* START DATA SHOWN *

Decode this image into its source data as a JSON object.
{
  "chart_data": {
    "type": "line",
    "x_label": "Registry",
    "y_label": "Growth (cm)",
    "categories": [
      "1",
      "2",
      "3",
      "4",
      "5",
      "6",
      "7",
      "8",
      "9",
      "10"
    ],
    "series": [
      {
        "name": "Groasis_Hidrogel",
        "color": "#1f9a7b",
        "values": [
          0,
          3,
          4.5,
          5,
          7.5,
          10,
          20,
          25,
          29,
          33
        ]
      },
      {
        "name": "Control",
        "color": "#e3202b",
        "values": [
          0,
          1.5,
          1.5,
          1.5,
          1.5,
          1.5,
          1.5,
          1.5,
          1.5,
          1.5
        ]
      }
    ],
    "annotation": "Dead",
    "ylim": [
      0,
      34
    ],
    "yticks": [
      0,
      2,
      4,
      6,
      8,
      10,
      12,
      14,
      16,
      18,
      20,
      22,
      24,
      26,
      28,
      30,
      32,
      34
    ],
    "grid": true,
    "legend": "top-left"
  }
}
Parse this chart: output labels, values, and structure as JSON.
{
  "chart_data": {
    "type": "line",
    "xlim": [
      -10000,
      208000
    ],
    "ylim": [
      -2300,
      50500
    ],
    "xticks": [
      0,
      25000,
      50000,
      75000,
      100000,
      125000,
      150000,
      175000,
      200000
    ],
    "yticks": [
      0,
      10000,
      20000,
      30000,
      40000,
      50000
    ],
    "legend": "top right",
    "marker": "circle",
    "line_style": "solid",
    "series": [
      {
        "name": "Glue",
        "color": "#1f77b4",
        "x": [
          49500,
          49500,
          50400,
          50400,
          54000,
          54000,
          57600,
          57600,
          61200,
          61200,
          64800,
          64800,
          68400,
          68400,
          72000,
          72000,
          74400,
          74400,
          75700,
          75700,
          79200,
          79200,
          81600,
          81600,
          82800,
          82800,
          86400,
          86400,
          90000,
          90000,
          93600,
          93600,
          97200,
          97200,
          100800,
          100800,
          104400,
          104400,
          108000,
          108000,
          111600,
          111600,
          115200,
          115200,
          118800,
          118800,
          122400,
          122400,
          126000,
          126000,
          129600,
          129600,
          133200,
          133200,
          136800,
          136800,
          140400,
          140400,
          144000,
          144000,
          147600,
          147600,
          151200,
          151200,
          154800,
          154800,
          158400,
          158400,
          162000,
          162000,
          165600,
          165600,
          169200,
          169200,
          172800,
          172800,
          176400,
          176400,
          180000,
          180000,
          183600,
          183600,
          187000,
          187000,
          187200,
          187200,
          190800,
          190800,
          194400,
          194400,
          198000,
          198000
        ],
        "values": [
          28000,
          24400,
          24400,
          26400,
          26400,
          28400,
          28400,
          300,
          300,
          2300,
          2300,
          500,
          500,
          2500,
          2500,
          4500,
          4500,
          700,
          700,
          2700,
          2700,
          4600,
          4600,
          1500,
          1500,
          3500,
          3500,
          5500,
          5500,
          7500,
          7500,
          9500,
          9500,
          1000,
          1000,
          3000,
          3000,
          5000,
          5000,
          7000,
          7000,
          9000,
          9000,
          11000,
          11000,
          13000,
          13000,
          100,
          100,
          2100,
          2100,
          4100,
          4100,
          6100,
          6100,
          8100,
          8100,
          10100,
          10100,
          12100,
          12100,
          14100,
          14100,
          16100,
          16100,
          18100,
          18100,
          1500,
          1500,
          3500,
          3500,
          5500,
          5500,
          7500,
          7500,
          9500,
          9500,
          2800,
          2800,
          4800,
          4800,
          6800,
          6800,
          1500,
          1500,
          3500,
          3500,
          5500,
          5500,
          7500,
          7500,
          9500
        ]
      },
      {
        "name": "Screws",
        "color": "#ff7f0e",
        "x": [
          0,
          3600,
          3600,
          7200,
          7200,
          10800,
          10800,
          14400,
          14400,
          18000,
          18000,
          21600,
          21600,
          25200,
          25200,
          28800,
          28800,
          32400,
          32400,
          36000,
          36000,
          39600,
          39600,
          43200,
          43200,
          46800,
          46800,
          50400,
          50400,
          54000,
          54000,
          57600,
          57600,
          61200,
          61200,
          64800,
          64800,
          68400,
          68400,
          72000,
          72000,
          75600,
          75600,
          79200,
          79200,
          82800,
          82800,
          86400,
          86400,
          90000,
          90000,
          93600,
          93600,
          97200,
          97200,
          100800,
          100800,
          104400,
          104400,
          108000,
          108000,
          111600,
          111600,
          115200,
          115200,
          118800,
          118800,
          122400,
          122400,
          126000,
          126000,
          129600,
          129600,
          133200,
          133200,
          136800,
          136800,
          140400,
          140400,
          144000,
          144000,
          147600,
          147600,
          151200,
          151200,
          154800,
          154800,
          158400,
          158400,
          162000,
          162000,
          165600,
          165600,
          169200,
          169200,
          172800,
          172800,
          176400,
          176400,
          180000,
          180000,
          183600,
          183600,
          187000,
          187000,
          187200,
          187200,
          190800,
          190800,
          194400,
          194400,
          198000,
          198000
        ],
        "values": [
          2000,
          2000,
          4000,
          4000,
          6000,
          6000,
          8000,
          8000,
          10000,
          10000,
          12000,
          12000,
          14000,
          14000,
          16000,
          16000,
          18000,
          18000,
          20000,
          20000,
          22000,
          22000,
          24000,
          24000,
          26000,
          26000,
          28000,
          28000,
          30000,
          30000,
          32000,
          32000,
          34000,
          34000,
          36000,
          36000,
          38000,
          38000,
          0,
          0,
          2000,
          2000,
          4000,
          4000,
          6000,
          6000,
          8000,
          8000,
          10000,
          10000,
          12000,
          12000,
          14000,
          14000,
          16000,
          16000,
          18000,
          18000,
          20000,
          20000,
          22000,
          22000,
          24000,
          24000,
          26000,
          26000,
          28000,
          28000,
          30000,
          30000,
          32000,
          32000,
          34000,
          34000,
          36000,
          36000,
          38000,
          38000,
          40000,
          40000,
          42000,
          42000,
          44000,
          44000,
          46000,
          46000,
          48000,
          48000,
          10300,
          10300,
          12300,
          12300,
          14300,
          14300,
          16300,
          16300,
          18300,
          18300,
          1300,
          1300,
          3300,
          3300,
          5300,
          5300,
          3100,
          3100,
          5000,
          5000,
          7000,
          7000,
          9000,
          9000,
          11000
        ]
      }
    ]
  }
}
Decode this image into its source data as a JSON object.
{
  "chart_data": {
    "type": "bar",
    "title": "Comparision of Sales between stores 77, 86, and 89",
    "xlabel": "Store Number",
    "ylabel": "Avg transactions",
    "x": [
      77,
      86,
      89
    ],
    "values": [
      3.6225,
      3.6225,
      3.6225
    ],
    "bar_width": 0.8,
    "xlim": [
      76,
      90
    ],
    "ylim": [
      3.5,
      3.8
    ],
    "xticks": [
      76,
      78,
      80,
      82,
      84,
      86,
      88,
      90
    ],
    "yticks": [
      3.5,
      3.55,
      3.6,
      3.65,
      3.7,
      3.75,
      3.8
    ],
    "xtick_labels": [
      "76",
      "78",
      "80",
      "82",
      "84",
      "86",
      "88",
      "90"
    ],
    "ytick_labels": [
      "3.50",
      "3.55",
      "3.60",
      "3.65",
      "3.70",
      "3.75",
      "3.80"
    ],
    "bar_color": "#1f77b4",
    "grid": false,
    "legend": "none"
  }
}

* END DATA SHOWN *
* START DATA SHOWN *

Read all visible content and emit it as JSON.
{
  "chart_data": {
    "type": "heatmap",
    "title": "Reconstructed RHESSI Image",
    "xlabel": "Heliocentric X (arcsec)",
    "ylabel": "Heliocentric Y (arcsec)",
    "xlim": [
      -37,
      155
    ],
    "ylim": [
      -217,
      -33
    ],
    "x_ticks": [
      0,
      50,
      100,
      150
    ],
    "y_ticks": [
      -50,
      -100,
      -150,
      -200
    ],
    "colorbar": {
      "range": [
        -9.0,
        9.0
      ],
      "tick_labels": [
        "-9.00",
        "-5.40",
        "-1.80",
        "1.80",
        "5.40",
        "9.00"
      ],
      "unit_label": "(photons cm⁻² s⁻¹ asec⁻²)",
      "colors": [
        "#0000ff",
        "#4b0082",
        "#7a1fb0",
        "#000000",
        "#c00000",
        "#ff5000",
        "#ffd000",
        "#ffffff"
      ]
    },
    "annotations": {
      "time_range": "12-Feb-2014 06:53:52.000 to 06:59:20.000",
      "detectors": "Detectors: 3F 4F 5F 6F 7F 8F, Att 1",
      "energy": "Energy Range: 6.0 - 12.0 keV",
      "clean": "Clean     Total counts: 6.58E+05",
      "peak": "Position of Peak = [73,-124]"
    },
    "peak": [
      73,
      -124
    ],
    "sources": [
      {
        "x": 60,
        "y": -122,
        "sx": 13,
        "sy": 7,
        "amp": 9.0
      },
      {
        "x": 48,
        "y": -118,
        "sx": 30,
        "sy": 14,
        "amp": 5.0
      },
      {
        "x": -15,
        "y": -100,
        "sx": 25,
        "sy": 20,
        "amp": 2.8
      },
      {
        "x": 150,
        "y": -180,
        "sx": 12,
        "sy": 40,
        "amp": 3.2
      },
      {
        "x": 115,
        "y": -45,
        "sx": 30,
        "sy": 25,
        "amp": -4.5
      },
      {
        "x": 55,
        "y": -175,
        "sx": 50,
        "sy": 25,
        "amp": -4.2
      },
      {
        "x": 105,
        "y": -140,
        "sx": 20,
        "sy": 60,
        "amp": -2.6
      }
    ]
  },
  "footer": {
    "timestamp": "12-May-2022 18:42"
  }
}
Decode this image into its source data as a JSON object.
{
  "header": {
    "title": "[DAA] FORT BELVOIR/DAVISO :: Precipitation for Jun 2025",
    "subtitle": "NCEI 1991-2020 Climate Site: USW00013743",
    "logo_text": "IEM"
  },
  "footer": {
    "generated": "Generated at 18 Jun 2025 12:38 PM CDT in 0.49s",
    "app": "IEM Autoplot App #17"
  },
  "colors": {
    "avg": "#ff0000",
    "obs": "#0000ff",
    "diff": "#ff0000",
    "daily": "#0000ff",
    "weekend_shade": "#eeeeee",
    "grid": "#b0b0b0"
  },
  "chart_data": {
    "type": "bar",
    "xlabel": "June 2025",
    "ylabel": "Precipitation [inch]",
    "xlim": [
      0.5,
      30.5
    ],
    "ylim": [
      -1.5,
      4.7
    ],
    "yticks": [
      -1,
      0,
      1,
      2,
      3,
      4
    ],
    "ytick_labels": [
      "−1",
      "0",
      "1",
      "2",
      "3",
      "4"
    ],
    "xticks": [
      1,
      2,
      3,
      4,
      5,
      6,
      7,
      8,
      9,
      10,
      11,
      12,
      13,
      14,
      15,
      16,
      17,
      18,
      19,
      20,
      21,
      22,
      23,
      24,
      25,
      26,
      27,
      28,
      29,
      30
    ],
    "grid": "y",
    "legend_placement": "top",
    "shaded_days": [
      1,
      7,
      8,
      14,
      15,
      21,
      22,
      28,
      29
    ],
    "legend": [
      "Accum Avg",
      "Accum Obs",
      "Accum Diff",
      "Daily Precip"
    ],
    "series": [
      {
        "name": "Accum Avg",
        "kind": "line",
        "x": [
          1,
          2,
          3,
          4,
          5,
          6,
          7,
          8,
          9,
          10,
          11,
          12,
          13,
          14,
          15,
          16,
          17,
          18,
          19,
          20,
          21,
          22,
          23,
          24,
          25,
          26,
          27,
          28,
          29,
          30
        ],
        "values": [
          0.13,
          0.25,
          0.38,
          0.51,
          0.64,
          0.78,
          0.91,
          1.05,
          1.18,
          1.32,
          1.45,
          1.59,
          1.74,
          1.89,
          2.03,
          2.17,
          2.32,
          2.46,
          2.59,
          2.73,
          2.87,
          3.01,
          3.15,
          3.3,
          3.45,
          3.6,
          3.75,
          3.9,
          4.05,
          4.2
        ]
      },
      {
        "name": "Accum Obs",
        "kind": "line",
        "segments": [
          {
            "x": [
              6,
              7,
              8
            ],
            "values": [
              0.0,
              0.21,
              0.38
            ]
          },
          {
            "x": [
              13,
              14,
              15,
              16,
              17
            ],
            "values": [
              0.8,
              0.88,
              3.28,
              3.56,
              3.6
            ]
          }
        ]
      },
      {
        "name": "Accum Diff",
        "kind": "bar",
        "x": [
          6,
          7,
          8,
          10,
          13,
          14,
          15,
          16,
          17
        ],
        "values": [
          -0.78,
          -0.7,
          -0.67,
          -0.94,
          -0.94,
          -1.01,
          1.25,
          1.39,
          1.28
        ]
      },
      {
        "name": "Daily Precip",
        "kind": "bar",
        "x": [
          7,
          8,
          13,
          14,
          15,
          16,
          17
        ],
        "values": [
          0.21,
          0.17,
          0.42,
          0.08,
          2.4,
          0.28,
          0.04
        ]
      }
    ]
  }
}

* END DATA SHOWN *

Pick out the lines above that hold the string "name" and show them.

[WORKED SOLUTION]:
        "name": "Groasis_Hidrogel",
        "name": "Control",
        "name": "Glue",
        "name": "Screws",
        "name": "Accum Avg",
        "name": "Accum Obs",
        "name": "Accum Diff",
        "name": "Daily Precip",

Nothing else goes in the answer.